▶ [Reading passage]:
+ + + + +

We didn’t know sadness until we had a point of comparison.

Such Small Hands, by Andrés Barba and translated by Lisa Dillman

It’s hard to talk about Such Small Hands without using words like dark, sinister, troubling. It’s a one-sitting read which lingers long in the memory, much as you might wish it didn’t. It’s very, very good.

Possibly the creepiest cover of any book I’ve read this year. Here’s how it opens:

Her father died instantly. Her mother in the hospital.

“Your father died instantly, your mother is in a coma” were the exact words, the first ones Marina heard. You could touch those words, rest your hand on each sinuous curve: expectant, incomprehensible words.

Marina is a young girl suddenly orphaned. The accident leaves her numb and alone. Her only friend is a doll the hospital psychologist gives her to help her with her recovery.

The early chapters are all from Marina’s perspective. Overnight her world has become a strange place of clinically concerned adult figures and anonymous hospital spaces. From there she is sent to an orphanage, a thing she can’t even imagine before arriving:

It was too hard to look forward to the orphanage; she didn’t know how to do it. And unable to picture it, random images jumbled together and came gurgling out like a death rattle. She looked at dolly to quiet them. Someone had gone to her house and packed her a doubtful suitcase. Winter clothes and summer clothes all jumbled together.

I love that phrase ‘a doubtful suitcase.’

With Marina’s move to the orphanage the narrative changes and alternates between chapters from Marina’s perspective and chapters from the perspective of one (or possibly several) of the orphanage girls. One or several because the orphanage girls don’t distinguish – they have spent their short lives growing up together and the experience of one of them is still the experience of all of them.

When class was over we liked to play. We’d sign as the jump rope hit the sand with a dull crack. To get in the circle you had to pay attention, had to calculate the jump rope’s arc, its speed, adapt your rhythm to the chorus.

Marina’s traumatic experience leaves her quite unable to adapt her rhythm to the chorus. She is silent and watchful. She doesn’t join in. In the communal showers they notice she has a huge scar from the accident. None of them have anything like that. Marina is different, and by being different she makes the girls aware that each of them is different too. Marina is their apple of knowledge.

We became aware of each other and we felt naked before that body that wasn’t like our bodies. For the first time we felt fat, or ugly; we realized that we had bodies and that those bodies could not be changed. Just as she had materialized, we materialized: these hands, these legs. Now we know that we were inescapably the way we were. It was a discovery you could do nothing with, a discovery that served no purpose. We huddled together when she approached. We were afraid to touch her.

It’s fair to say that the book is already pretty dark by this point, but it gets much darker. Marina’s difference holds a power over the other girls and they revenge themselves on her for it with a campaign of bullying and spite. She is their victim, but at the same time she holds a glamour over them, a fascination.

They’re children. They want to love her. They want her to be one of them. They have no idea how to process the emotions she’s given rise to: fear and desire each unfettered by language because they’re yet to learn the words to bind them with.

Part of what’s so marvellous about Such Small Hands is how well it captures the intensity and magic of childhood. Usually when we talk about magic in that way we mean it as a good thing. Unicorns and rainbows and fairy godmothers. But childhood magic isn’t just lazy summers that seem to last for ever. It’s monsters under the bed, reclusive neighbours rumoured to be serial killers, avoiding stepping on cracks for fear that if you do you’ll break your mother’s back.

+ + + + +

▶ [Given entries]:
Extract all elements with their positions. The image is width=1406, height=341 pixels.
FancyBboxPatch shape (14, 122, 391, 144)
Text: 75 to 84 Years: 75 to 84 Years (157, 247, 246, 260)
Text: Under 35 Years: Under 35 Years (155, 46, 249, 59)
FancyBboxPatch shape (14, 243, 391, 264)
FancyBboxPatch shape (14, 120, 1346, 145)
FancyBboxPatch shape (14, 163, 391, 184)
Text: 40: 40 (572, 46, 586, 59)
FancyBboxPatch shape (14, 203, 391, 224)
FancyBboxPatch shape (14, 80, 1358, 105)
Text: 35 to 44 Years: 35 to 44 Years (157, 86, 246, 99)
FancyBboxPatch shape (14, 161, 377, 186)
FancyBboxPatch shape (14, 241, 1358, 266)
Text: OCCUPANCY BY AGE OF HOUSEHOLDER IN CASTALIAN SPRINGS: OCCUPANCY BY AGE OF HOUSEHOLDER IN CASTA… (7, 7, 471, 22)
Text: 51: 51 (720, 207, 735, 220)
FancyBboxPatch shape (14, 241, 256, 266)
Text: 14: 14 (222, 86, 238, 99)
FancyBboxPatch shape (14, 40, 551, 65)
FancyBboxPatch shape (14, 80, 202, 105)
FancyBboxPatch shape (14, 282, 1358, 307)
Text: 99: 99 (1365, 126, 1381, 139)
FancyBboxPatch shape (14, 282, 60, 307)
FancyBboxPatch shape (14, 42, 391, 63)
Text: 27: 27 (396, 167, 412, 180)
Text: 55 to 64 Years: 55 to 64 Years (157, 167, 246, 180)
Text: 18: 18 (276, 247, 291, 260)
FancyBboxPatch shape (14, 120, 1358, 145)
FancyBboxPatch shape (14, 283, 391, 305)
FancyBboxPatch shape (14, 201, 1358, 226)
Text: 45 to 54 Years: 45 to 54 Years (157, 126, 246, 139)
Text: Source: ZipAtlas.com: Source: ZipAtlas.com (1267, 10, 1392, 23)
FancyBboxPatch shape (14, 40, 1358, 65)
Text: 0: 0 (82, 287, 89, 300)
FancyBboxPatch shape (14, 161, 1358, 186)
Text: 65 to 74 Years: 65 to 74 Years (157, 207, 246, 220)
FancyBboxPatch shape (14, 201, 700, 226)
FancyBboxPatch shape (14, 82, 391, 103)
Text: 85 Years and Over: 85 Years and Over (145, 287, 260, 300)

+ + + + +

▶ [What this exercise asks]:
a – Answer these questions from the review of Such Small Hands, putting each answer on its own line and marking it the same way:
(i) Who gives Marina the doll?
(ii) Where is Marina sent from the hospital?
(iii) What do the girls notice on Marina in the communal showers?
b – Translate this sentence from the review of Such Small Hands into Spanish: "Marina is a young girl suddenly orphaned."
c – Reproduce the stretch of the review of Such Small Hands from "When class was" through "your rhythm to the chorus.", keeping every word and mark unchanged.
Nothing in the lines is needed here.

▶ [Task responses]:
a –
(i) The hospital psychologist.
(ii) To an orphanage.
(iii) A huge scar from the accident.

b – Marina es una niña que ha quedado huérfana de repente.

c –
When class was over we liked to play. We’d sign as the jump rope hit the sand with a dull crack. To get in the circle you had to pay attention, had to calculate the jump rope’s arc, its speed, adapt your rhythm to the chorus.